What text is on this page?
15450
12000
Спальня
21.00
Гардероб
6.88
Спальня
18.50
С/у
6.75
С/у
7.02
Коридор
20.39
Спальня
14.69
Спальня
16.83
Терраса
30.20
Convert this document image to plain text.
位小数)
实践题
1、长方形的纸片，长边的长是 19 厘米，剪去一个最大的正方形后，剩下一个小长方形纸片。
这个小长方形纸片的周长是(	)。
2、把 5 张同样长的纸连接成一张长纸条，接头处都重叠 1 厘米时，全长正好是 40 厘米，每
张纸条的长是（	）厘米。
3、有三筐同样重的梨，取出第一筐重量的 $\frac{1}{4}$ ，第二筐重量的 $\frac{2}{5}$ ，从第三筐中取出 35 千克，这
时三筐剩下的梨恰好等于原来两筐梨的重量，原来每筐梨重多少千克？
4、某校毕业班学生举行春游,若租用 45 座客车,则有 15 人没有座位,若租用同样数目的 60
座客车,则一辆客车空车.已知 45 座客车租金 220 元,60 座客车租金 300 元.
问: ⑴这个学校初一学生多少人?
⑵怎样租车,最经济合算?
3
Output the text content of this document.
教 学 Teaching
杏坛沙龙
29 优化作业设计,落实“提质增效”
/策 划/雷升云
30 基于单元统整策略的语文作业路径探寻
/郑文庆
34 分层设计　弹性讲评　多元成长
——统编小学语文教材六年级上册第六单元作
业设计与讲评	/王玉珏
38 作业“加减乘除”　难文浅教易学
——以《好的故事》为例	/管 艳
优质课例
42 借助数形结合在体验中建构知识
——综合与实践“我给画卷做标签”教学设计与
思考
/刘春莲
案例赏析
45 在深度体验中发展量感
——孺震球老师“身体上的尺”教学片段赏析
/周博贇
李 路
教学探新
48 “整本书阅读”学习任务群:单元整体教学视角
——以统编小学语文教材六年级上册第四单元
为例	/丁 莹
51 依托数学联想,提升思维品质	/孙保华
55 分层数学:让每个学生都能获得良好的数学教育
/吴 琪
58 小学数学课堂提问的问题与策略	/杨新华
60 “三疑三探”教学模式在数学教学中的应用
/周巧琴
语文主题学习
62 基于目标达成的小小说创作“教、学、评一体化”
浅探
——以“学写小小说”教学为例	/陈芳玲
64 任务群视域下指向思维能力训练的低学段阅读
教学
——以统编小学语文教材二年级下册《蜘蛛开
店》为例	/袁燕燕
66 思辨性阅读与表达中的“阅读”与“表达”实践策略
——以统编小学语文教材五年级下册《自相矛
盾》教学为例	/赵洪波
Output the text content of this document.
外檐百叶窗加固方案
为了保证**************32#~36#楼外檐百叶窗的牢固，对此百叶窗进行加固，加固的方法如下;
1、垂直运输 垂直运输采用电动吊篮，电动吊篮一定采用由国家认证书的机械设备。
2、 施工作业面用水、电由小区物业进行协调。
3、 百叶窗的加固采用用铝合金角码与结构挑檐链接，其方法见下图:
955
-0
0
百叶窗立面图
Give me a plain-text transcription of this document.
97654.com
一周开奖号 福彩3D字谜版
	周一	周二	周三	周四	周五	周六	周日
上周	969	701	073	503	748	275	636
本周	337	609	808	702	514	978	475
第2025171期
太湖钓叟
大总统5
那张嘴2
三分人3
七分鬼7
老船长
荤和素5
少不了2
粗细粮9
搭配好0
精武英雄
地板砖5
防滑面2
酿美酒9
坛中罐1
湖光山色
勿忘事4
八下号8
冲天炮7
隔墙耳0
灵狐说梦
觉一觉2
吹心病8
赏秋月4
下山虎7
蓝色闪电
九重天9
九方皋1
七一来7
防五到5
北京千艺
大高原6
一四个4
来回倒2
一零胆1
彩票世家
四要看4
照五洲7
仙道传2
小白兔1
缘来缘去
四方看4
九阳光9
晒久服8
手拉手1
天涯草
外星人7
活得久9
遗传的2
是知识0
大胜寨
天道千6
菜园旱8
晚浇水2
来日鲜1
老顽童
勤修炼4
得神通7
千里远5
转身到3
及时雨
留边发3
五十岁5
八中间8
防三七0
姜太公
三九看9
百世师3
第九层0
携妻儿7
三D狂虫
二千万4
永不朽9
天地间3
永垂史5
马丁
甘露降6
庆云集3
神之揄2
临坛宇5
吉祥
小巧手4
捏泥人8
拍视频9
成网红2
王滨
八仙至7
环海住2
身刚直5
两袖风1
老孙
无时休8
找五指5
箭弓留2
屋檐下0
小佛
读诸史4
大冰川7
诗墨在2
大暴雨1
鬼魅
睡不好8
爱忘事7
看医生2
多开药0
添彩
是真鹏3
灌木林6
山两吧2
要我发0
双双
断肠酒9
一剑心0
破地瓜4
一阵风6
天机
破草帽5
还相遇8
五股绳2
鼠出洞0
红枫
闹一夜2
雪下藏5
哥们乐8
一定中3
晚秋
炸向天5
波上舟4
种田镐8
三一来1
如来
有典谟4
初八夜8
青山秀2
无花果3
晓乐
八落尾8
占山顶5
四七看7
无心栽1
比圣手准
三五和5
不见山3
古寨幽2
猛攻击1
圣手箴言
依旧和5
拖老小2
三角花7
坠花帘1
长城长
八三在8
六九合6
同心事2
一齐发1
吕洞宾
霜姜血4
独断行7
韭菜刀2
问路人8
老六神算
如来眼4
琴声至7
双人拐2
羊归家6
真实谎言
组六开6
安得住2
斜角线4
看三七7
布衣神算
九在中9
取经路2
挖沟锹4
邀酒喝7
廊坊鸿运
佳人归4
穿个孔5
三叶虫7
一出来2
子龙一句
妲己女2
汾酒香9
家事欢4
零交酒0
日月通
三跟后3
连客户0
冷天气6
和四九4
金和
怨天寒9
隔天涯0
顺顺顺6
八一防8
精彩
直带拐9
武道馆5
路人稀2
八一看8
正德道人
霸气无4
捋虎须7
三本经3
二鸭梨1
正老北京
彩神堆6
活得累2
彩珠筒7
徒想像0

Exercise prompt:
Retype all the material above precisely, with no line left out.

Response to the exercise:
What text is on this page?
15450
12000
Спальня
21.00
Гардероб
6.88
Спальня
18.50
С/у
6.75
С/у
7.02
Коридор
20.39
Спальня
14.69
Спальня
16.83
Терраса
30.20
Convert this document image to plain text.
位小数)
实践题
1、长方形的纸片，长边的长是 19 厘米，剪去一个最大的正方形后，剩下一个小长方形纸片。
这个小长方形纸片的周长是(	)。
2、把 5 张同样长的纸连接成一张长纸条，接头处都重叠 1 厘米时，全长正好是 40 厘米，每
张纸条的长是（	）厘米。
3、有三筐同样重的梨，取出第一筐重量的 $\frac{1}{4}$ ，第二筐重量的 $\frac{2}{5}$ ，从第三筐中取出 35 千克，这
时三筐剩下的梨恰好等于原来两筐梨的重量，原来每筐梨重多少千克？
4、某校毕业班学生举行春游,若租用 45 座客车,则有 15 人没有座位,若租用同样数目的 60
座客车,则一辆客车空车.已知 45 座客车租金 220 元,60 座客车租金 300 元.
问: ⑴这个学校初一学生多少人?
⑵怎样租车,最经济合算?
3
Output the text content of this document.
教 学 Teaching
杏坛沙龙
29 优化作业设计,落实“提质增效”
/策 划/雷升云
30 基于单元统整策略的语文作业路径探寻
/郑文庆
34 分层设计　弹性讲评　多元成长
——统编小学语文教材六年级上册第六单元作
业设计与讲评	/王玉珏
38 作业“加减乘除”　难文浅教易学
——以《好的故事》为例	/管 艳
优质课例
42 借助数形结合在体验中建构知识
——综合与实践“我给画卷做标签”教学设计与
思考
/刘春莲
案例赏析
45 在深度体验中发展量感
——孺震球老师“身体上的尺”教学片段赏析
/周博贇
李 路
教学探新
48 “整本书阅读”学习任务群:单元整体教学视角
——以统编小学语文教材六年级上册第四单元
为例	/丁 莹
51 依托数学联想,提升思维品质	/孙保华
55 分层数学:让每个学生都能获得良好的数学教育
/吴 琪
58 小学数学课堂提问的问题与策略	/杨新华
60 “三疑三探”教学模式在数学教学中的应用
/周巧琴
语文主题学习
62 基于目标达成的小小说创作“教、学、评一体化”
浅探
——以“学写小小说”教学为例	/陈芳玲
64 任务群视域下指向思维能力训练的低学段阅读
教学
——以统编小学语文教材二年级下册《蜘蛛开
店》为例	/袁燕燕
66 思辨性阅读与表达中的“阅读”与“表达”实践策略
——以统编小学语文教材五年级下册《自相矛
盾》教学为例	/赵洪波
Output the text content of this document.
外檐百叶窗加固方案
为了保证**************32#~36#楼外檐百叶窗的牢固，对此百叶窗进行加固，加固的方法如下;
1、垂直运输 垂直运输采用电动吊篮，电动吊篮一定采用由国家认证书的机械设备。
2、 施工作业面用水、电由小区物业进行协调。
3、 百叶窗的加固采用用铝合金角码与结构挑檐链接，其方法见下图:
955
-0
0
百叶窗立面图
Give me a plain-text transcription of this document.
97654.com
一周开奖号 福彩3D字谜版
	周一	周二	周三	周四	周五	周六	周日
上周	969	701	073	503	748	275	636
本周	337	609	808	702	514	978	475
第2025171期
太湖钓叟
大总统5
那张嘴2
三分人3
七分鬼7
老船长
荤和素5
少不了2
粗细粮9
搭配好0
精武英雄
地板砖5
防滑面2
酿美酒9
坛中罐1
湖光山色
勿忘事4
八下号8
冲天炮7
隔墙耳0
灵狐说梦
觉一觉2
吹心病8
赏秋月4
下山虎7
蓝色闪电
九重天9
九方皋1
七一来7
防五到5
北京千艺
大高原6
一四个4
来回倒2
一零胆1
彩票世家
四要看4
照五洲7
仙道传2
小白兔1
缘来缘去
四方看4
九阳光9
晒久服8
手拉手1
天涯草
外星人7
活得久9
遗传的2
是知识0
大胜寨
天道千6
菜园旱8
晚浇水2
来日鲜1
老顽童
勤修炼4
得神通7
千里远5
转身到3
及时雨
留边发3
五十岁5
八中间8
防三七0
姜太公
三九看9
百世师3
第九层0
携妻儿7
三D狂虫
二千万4
永不朽9
天地间3
永垂史5
马丁
甘露降6
庆云集3
神之揄2
临坛宇5
吉祥
小巧手4
捏泥人8
拍视频9
成网红2
王滨
八仙至7
环海住2
身刚直5
两袖风1
老孙
无时休8
找五指5
箭弓留2
屋檐下0
小佛
读诸史4
大冰川7
诗墨在2
大暴雨1
鬼魅
睡不好8
爱忘事7
看医生2
多开药0
添彩
是真鹏3
灌木林6
山两吧2
要我发0
双双
断肠酒9
一剑心0
破地瓜4
一阵风6
天机
破草帽5
还相遇8
五股绳2
鼠出洞0
红枫
闹一夜2
雪下藏5
哥们乐8
一定中3
晚秋
炸向天5
波上舟4
种田镐8
三一来1
如来
有典谟4
初八夜8
青山秀2
无花果3
晓乐
八落尾8
占山顶5
四七看7
无心栽1
比圣手准
三五和5
不见山3
古寨幽2
猛攻击1
圣手箴言
依旧和5
拖老小2
三角花7
坠花帘1
长城长
八三在8
六九合6
同心事2
一齐发1
吕洞宾
霜姜血4
独断行7
韭菜刀2
问路人8
老六神算
如来眼4
琴声至7
双人拐2
羊归家6
真实谎言
组六开6
安得住2
斜角线4
看三七7
布衣神算
九在中9
取经路2
挖沟锹4
邀酒喝7
廊坊鸿运
佳人归4
穿个孔5
三叶虫7
一出来2
子龙一句
妲己女2
汾酒香9
家事欢4
零交酒0
日月通
三跟后3
连客户0
冷天气6
和四九4
金和
怨天寒9
隔天涯0
顺顺顺6
八一防8
精彩
直带拐9
武道馆5
路人稀2
八一看8
正德道人
霸气无4
捋虎须7
三本经3
二鸭梨1
正老北京
彩神堆6
活得累2
彩珠筒7
徒想像0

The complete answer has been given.